■ Aim
Lines holding the string "xlabel" are the ones to copy; find them all in the data.

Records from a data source
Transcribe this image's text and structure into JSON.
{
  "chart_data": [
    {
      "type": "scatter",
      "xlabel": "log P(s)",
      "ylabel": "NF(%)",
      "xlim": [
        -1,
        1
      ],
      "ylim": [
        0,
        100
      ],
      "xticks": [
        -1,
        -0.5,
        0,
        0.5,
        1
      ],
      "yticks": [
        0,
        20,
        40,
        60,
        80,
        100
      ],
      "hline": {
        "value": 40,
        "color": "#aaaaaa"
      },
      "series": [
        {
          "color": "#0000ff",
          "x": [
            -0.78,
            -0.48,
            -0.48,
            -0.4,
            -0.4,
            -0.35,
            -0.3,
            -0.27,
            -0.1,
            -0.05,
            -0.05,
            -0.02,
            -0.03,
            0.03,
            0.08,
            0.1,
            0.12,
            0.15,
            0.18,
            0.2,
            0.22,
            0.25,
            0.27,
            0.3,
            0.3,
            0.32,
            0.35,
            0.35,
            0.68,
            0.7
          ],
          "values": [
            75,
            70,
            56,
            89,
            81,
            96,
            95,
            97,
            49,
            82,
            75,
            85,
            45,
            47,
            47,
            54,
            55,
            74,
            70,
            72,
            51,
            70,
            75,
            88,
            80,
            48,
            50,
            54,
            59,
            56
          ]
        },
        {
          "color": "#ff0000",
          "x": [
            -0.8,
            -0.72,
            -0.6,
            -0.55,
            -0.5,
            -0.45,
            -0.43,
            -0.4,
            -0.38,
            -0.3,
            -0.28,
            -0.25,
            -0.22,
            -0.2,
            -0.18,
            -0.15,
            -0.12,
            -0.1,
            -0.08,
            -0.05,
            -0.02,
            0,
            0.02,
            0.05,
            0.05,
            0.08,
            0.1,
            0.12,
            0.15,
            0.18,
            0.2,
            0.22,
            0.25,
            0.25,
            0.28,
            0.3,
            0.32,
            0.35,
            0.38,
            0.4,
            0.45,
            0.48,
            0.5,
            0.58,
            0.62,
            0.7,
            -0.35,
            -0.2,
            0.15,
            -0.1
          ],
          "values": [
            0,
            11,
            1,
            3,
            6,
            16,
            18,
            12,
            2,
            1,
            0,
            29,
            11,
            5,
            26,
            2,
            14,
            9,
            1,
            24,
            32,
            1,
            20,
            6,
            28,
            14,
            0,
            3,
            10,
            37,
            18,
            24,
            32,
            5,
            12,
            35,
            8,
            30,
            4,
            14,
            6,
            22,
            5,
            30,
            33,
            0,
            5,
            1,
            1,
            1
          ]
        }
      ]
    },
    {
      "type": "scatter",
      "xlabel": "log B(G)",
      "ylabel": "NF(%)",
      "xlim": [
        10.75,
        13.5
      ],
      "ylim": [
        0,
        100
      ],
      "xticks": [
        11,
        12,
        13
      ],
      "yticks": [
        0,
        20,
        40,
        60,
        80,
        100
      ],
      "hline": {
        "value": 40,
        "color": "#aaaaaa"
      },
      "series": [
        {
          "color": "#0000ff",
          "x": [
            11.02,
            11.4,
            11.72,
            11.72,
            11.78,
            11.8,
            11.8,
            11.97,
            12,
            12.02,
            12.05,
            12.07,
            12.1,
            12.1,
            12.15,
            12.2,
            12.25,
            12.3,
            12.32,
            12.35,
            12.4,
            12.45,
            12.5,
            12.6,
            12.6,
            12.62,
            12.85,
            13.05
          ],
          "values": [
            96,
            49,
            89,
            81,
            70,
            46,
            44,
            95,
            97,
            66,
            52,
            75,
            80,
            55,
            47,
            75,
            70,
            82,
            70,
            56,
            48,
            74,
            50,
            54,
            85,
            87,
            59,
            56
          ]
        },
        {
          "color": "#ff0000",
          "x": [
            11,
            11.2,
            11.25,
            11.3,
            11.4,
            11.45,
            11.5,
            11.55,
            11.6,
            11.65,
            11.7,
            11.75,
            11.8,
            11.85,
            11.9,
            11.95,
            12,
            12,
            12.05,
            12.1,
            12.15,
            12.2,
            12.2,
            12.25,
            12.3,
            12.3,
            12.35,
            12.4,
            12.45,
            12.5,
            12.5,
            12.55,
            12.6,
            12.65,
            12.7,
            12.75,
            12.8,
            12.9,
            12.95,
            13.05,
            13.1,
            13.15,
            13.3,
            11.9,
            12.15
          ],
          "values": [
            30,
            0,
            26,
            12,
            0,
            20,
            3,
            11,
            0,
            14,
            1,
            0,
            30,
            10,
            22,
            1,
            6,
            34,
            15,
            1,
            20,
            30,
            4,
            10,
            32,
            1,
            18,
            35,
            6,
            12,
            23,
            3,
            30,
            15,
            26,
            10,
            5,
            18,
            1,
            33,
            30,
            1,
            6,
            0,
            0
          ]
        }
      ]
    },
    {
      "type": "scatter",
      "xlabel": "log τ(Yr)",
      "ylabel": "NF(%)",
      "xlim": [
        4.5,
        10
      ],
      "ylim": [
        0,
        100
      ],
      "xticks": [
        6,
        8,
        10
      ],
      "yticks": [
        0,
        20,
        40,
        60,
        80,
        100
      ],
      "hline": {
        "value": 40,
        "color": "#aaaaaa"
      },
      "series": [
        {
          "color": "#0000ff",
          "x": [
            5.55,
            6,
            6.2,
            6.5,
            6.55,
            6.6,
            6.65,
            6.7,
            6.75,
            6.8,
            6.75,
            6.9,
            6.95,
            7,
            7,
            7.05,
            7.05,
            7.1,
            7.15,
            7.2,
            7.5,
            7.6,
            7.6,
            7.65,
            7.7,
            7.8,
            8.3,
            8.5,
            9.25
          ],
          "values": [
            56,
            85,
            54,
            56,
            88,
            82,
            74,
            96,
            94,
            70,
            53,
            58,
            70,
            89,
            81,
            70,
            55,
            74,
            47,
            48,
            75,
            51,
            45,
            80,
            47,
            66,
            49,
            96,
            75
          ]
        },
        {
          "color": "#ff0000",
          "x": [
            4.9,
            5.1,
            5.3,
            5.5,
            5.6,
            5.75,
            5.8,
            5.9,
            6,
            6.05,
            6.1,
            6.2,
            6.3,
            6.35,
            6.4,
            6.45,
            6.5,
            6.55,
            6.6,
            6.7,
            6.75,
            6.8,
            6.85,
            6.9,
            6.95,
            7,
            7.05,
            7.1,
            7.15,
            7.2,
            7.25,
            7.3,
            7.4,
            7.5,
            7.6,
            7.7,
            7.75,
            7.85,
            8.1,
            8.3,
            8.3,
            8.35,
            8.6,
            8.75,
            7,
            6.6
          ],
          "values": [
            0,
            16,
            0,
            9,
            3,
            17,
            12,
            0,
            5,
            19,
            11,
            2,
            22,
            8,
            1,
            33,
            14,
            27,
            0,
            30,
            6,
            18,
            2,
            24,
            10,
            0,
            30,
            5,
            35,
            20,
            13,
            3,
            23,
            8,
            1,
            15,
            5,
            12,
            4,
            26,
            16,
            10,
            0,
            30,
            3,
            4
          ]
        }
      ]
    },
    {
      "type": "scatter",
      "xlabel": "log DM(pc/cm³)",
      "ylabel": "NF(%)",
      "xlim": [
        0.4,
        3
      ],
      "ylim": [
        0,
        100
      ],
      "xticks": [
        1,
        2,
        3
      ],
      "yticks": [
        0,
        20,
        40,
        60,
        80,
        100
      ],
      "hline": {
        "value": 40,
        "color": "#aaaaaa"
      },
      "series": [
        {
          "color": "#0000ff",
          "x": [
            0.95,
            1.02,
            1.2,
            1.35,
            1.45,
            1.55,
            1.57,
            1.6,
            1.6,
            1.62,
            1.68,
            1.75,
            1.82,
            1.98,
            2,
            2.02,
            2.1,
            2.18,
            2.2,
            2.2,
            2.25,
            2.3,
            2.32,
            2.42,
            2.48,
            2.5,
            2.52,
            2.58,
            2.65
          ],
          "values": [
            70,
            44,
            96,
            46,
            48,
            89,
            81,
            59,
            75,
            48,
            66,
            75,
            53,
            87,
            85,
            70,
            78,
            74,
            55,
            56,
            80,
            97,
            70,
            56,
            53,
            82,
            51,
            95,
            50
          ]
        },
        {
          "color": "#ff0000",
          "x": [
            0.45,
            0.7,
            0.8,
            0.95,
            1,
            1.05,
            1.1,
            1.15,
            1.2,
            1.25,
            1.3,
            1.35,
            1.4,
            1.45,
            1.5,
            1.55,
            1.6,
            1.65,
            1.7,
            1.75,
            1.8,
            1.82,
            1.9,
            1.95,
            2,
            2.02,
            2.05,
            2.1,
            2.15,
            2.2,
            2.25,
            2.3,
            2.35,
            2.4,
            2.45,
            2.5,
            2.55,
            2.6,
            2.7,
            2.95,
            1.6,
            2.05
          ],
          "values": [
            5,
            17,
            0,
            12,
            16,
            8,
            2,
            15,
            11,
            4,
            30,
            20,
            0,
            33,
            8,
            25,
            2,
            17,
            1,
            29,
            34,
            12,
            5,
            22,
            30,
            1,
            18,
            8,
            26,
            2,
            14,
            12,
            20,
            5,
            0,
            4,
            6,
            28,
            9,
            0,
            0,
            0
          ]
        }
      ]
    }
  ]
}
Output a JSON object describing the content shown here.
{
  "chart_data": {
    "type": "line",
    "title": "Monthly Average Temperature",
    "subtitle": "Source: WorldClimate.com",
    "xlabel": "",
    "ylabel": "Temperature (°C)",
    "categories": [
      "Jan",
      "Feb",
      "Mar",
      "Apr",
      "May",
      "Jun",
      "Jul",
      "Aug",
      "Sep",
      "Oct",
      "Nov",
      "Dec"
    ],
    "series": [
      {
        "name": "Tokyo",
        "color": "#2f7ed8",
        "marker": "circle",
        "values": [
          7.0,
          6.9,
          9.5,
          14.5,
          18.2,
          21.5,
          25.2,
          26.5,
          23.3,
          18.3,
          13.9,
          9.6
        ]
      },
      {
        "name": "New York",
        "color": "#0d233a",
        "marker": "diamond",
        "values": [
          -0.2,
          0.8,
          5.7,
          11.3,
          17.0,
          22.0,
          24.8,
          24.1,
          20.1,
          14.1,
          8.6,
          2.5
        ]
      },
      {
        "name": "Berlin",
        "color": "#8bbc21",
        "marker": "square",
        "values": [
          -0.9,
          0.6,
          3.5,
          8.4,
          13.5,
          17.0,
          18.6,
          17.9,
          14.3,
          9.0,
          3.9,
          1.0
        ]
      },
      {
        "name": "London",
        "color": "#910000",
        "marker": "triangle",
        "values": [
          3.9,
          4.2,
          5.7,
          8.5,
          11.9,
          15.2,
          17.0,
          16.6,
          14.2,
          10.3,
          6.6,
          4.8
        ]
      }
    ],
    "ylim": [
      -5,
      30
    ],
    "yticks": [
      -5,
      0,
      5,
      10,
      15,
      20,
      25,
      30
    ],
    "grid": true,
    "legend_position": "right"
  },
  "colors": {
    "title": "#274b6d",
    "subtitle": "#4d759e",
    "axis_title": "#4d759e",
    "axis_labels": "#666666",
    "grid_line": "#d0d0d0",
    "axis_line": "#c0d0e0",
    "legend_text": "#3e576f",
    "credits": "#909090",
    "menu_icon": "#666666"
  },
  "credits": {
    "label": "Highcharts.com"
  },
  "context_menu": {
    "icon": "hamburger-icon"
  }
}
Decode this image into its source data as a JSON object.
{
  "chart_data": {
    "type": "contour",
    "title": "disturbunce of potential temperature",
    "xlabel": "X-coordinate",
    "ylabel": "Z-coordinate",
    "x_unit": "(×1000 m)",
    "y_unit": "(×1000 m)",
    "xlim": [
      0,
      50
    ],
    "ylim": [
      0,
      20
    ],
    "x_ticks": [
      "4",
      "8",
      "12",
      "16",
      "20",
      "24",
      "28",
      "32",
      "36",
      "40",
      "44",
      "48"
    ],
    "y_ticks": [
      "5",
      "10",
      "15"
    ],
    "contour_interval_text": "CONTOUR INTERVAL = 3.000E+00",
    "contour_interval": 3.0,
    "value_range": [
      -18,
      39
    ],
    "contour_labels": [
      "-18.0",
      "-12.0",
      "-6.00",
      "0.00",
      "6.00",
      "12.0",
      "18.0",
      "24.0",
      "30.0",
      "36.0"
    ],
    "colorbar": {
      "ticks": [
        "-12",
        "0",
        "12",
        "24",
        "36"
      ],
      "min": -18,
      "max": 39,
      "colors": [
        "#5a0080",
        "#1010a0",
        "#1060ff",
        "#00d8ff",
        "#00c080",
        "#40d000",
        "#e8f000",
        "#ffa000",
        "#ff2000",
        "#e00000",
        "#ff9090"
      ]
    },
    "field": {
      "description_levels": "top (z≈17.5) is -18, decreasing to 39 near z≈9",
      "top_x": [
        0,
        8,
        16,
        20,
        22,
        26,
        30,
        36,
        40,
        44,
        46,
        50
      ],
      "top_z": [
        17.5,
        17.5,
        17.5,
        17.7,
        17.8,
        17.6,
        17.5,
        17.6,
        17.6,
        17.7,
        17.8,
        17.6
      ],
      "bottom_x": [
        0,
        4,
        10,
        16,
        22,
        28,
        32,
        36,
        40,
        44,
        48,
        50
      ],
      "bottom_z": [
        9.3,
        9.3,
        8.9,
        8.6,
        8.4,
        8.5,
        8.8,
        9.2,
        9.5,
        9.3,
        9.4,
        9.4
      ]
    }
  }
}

■ Full response
      "xlabel": "log P(s)",
      "xlabel": "log B(G)",
      "xlabel": "log τ(Yr)",
      "xlabel": "log DM(pc/cm³)",
    "xlabel": "",
    "xlabel": "X-coordinate",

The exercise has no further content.